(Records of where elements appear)
- - - - - - -
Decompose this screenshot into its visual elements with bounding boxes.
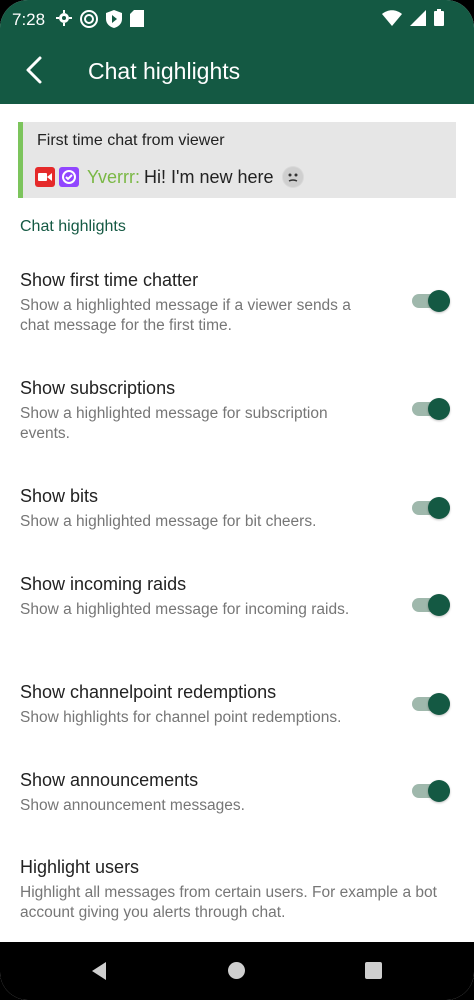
setting-subtitle: Show highlights for channel point redemp…	[20, 709, 342, 726]
spiral-app-icon	[80, 10, 98, 28]
sd-card-icon	[130, 10, 144, 27]
verified-badge-icon	[59, 167, 79, 187]
setting-title: Highlight users	[20, 857, 140, 877]
emote-icon	[281, 166, 304, 188]
setting-title: Show bits	[20, 486, 99, 506]
setting-title: Show announcements	[20, 770, 199, 790]
setting-subtitle: Show announcement messages.	[20, 797, 245, 814]
setting-subtitle: Show a highlighted message for bit cheer…	[20, 513, 317, 530]
setting-title: Show channelpoint redemptions	[20, 682, 277, 702]
preview-header: First time chat from viewer	[37, 132, 225, 149]
system-nav-bar	[0, 942, 474, 1000]
subscriptions-toggle[interactable]	[412, 398, 452, 420]
bits-toggle[interactable]	[412, 497, 452, 519]
announcements-toggle[interactable]	[412, 780, 452, 802]
device-screen: 7:28 Chat highlights First time chat fro…	[0, 0, 474, 1000]
setting-subtitle: Show a highlighted message for subscript…	[20, 405, 328, 442]
channelpoint-redemptions-toggle[interactable]	[412, 693, 452, 715]
battery-icon	[434, 9, 444, 26]
top-app-bar: 7:28 Chat highlights	[0, 0, 474, 104]
preview-message: Yverrr: Hi! I'm new here	[35, 166, 304, 188]
setting-title: Show incoming raids	[20, 574, 187, 594]
setting-subtitle: Show a highlighted message if a viewer s…	[20, 297, 351, 334]
signal-icon	[410, 9, 426, 26]
back-arrow-icon[interactable]	[20, 54, 52, 86]
settings-gear-icon	[56, 10, 72, 26]
broadcaster-badge-icon	[35, 167, 55, 187]
setting-subtitle: Highlight all messages from certain user…	[20, 884, 437, 921]
highlight-preview: First time chat from viewer Yverrr: Hi! …	[18, 122, 456, 198]
shield-play-icon	[106, 10, 122, 28]
app-bar: Chat highlights	[0, 38, 474, 104]
wifi-icon	[382, 9, 402, 26]
first-time-chatter-toggle[interactable]	[412, 290, 452, 312]
setting-subtitle: Show a highlighted message for incoming …	[20, 601, 350, 618]
nav-back-icon[interactable]	[90, 961, 108, 981]
chat-username: Yverrr:	[87, 166, 141, 187]
section-header: Chat highlights	[20, 218, 126, 235]
status-bar: 7:28	[0, 0, 474, 38]
page-title: Chat highlights	[88, 58, 241, 84]
setting-title: Show first time chatter	[20, 270, 199, 290]
incoming-raids-toggle[interactable]	[412, 594, 452, 616]
setting-title: Show subscriptions	[20, 378, 176, 398]
nav-home-icon[interactable]	[228, 962, 245, 979]
chat-message: Hi! I'm new here	[144, 166, 274, 187]
nav-recents-icon[interactable]	[365, 962, 382, 979]
status-time: 7:28	[12, 10, 46, 29]
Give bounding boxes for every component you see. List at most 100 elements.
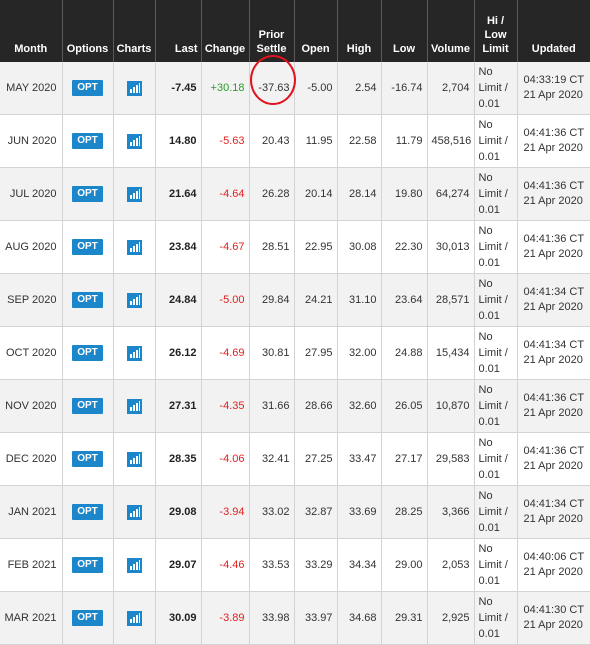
- bar-chart-icon[interactable]: [126, 610, 142, 626]
- price-change: +30.18: [201, 62, 250, 115]
- low-price: 22.30: [381, 220, 428, 274]
- limit-line-2: Limit /: [478, 612, 508, 624]
- hi-low-limit: No Limit / 0.01: [474, 273, 518, 327]
- last-price: 14.80: [155, 114, 202, 168]
- high-price: 34.68: [337, 591, 382, 645]
- charts-cell: [113, 114, 156, 168]
- prior-settle: 33.98: [249, 591, 295, 645]
- updated-time: 04:41:36 CT: [523, 180, 585, 192]
- opt-button[interactable]: OPT: [72, 504, 103, 520]
- header-prior-settle[interactable]: Prior Settle: [249, 0, 295, 62]
- updated-date: 21 Apr 2020: [523, 460, 583, 472]
- opt-button[interactable]: OPT: [72, 557, 103, 573]
- updated-date: 21 Apr 2020: [523, 248, 583, 260]
- header-charts: Charts: [113, 0, 156, 62]
- last-price: 26.12: [155, 326, 202, 380]
- updated-timestamp: 04:41:36 CT 21 Apr 2020: [517, 379, 590, 433]
- updated-time: 04:40:06 CT: [523, 551, 585, 563]
- charts-cell: [113, 379, 156, 433]
- opt-button[interactable]: OPT: [72, 345, 103, 361]
- volume: 458,516: [427, 114, 475, 168]
- price-change: -4.64: [201, 167, 250, 221]
- bar-chart-icon[interactable]: [126, 186, 142, 202]
- bar-chart-icon[interactable]: [126, 345, 142, 361]
- opt-button[interactable]: OPT: [72, 398, 103, 414]
- open-price: 22.95: [294, 220, 338, 274]
- high-price: 34.34: [337, 538, 382, 592]
- header-open[interactable]: Open: [294, 0, 338, 62]
- open-price: 33.97: [294, 591, 338, 645]
- header-hi-low-limit-line-3: Limit: [482, 43, 509, 55]
- bar-chart-icon[interactable]: [126, 80, 142, 96]
- limit-line-2: Limit /: [478, 135, 508, 147]
- open-price: 33.29: [294, 538, 338, 592]
- open-price: 32.87: [294, 485, 338, 539]
- low-price: 27.17: [381, 432, 428, 486]
- hi-low-limit: No Limit / 0.01: [474, 485, 518, 539]
- contract-month: FEB 2021: [0, 538, 63, 592]
- limit-line-2: Limit /: [478, 506, 508, 518]
- bar-chart-icon[interactable]: [126, 239, 142, 255]
- opt-button[interactable]: OPT: [72, 239, 103, 255]
- hi-low-limit: No Limit / 0.01: [474, 220, 518, 274]
- contract-month: DEC 2020: [0, 432, 63, 486]
- header-month[interactable]: Month: [0, 0, 63, 62]
- limit-line-2: Limit /: [478, 400, 508, 412]
- high-price: 28.14: [337, 167, 382, 221]
- prior-settle: 28.51: [249, 220, 295, 274]
- contract-month: JAN 2021: [0, 485, 63, 539]
- charts-cell: [113, 62, 156, 115]
- opt-button[interactable]: OPT: [72, 610, 103, 626]
- options-cell: OPT: [62, 538, 114, 592]
- bar-chart-icon[interactable]: [126, 451, 142, 467]
- bar-chart-icon[interactable]: [126, 557, 142, 573]
- header-last[interactable]: Last: [155, 0, 202, 62]
- updated-timestamp: 04:41:36 CT 21 Apr 2020: [517, 167, 590, 221]
- limit-line-3: 0.01: [478, 204, 500, 216]
- header-updated[interactable]: Updated: [517, 0, 590, 62]
- updated-time: 04:33:19 CT: [523, 74, 585, 86]
- updated-timestamp: 04:41:36 CT 21 Apr 2020: [517, 220, 590, 274]
- bar-chart-icon[interactable]: [126, 292, 142, 308]
- opt-button[interactable]: OPT: [72, 133, 103, 149]
- options-cell: OPT: [62, 591, 114, 645]
- contract-month: OCT 2020: [0, 326, 63, 380]
- options-cell: OPT: [62, 326, 114, 380]
- header-volume[interactable]: Volume: [427, 0, 475, 62]
- low-price: 19.80: [381, 167, 428, 221]
- bar-chart-icon[interactable]: [126, 398, 142, 414]
- charts-cell: [113, 167, 156, 221]
- updated-time: 04:41:36 CT: [523, 445, 585, 457]
- header-high[interactable]: High: [337, 0, 382, 62]
- high-price: 30.08: [337, 220, 382, 274]
- updated-time: 04:41:36 CT: [523, 392, 585, 404]
- updated-date: 21 Apr 2020: [523, 142, 583, 154]
- charts-cell: [113, 591, 156, 645]
- options-cell: OPT: [62, 379, 114, 433]
- header-hi-low-limit: Hi / Low Limit: [474, 0, 518, 62]
- table-row: OCT 2020 OPT 26.12 -4.69 30.81 27.95 32.00 24.8…: [0, 326, 590, 380]
- header-change[interactable]: Change: [201, 0, 250, 62]
- limit-line-2: Limit /: [478, 241, 508, 253]
- prior-settle: 30.81: [249, 326, 295, 380]
- limit-line-1: No: [478, 543, 493, 555]
- bar-chart-icon[interactable]: [126, 133, 142, 149]
- options-cell: OPT: [62, 220, 114, 274]
- high-price: 2.54: [337, 62, 382, 115]
- opt-button[interactable]: OPT: [72, 186, 103, 202]
- opt-button[interactable]: OPT: [72, 292, 103, 308]
- header-low[interactable]: Low: [381, 0, 428, 62]
- updated-date: 21 Apr 2020: [523, 89, 583, 101]
- bar-chart-icon[interactable]: [126, 504, 142, 520]
- opt-button[interactable]: OPT: [72, 80, 103, 96]
- prior-settle: 32.41: [249, 432, 295, 486]
- updated-date: 21 Apr 2020: [523, 619, 583, 631]
- limit-line-1: No: [478, 331, 493, 343]
- limit-line-3: 0.01: [478, 416, 500, 428]
- volume: 10,870: [427, 379, 475, 433]
- updated-time: 04:41:34 CT: [523, 286, 585, 298]
- table-row: FEB 2021 OPT 29.07 -4.46 33.53 33.29 34.34 29.0…: [0, 538, 590, 592]
- low-price: 24.88: [381, 326, 428, 380]
- updated-timestamp: 04:41:34 CT 21 Apr 2020: [517, 326, 590, 380]
- opt-button[interactable]: OPT: [72, 451, 103, 467]
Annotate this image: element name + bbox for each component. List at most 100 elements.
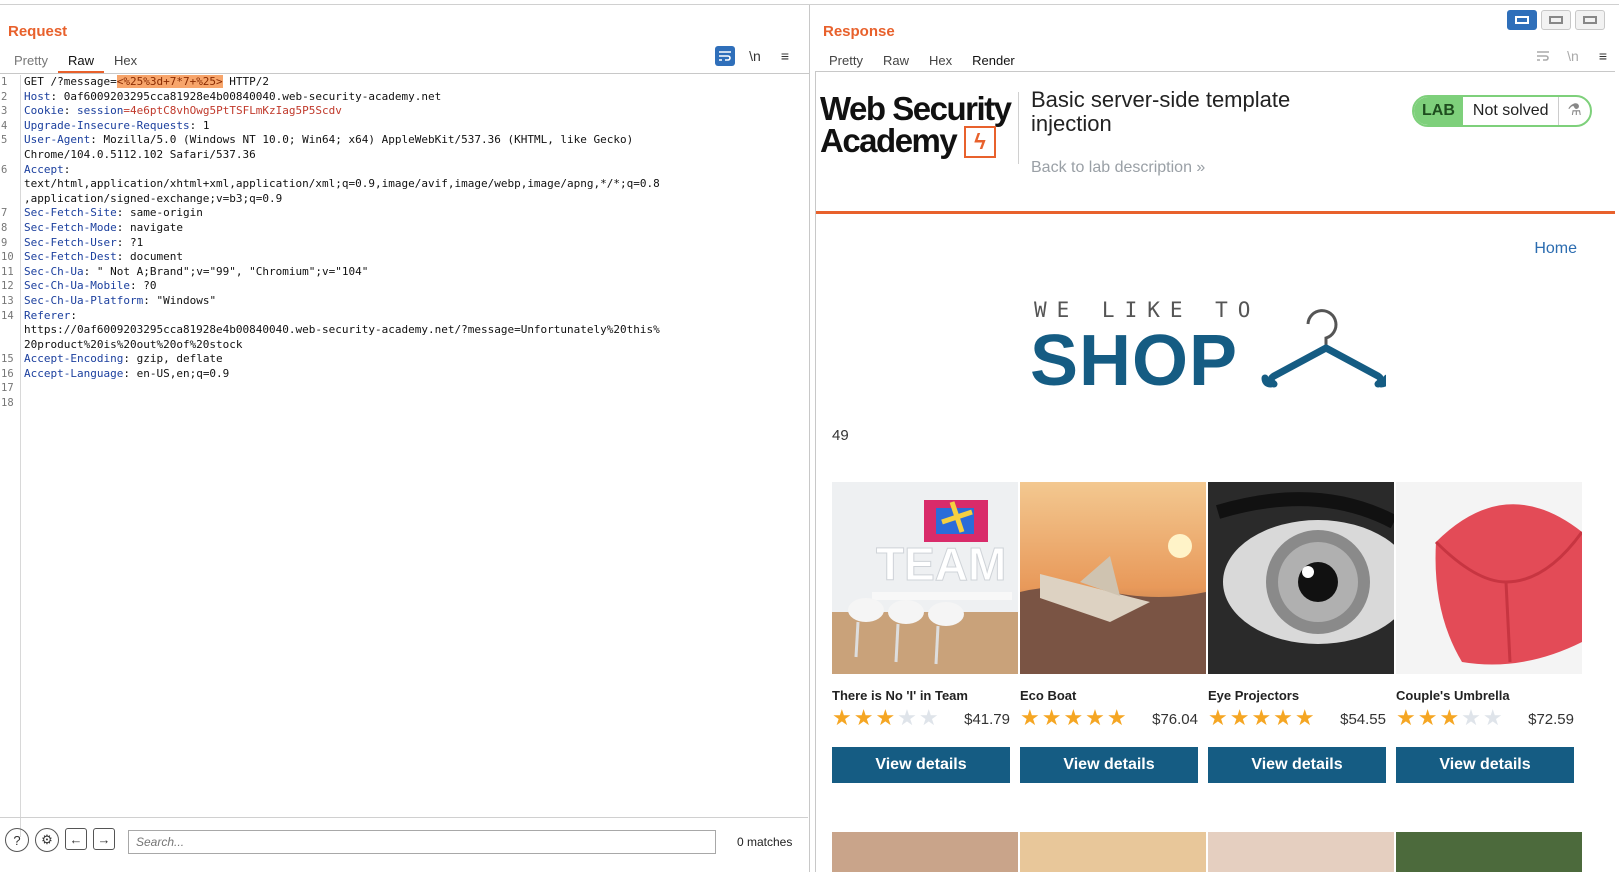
- - - - - - -
## Task to complete
Repeat the listing lines starting at the one containing "- bar-chart-icon[interactable]: [126, 610, 142, 626]" and ending at the one containing "- last-price: 14.80: [155, 114, 202, 168]", both included.

## Expected output
- bar-chart-icon[interactable]: [126, 610, 142, 626]
- price-change: +30.18: [201, 62, 250, 115]
- low-price: 22.30: [381, 220, 428, 274]
- limit-line-2: Limit /: [478, 612, 508, 624]
- hi-low-limit: No Limit / 0.01: [474, 273, 518, 327]
- last-price: 14.80: [155, 114, 202, 168]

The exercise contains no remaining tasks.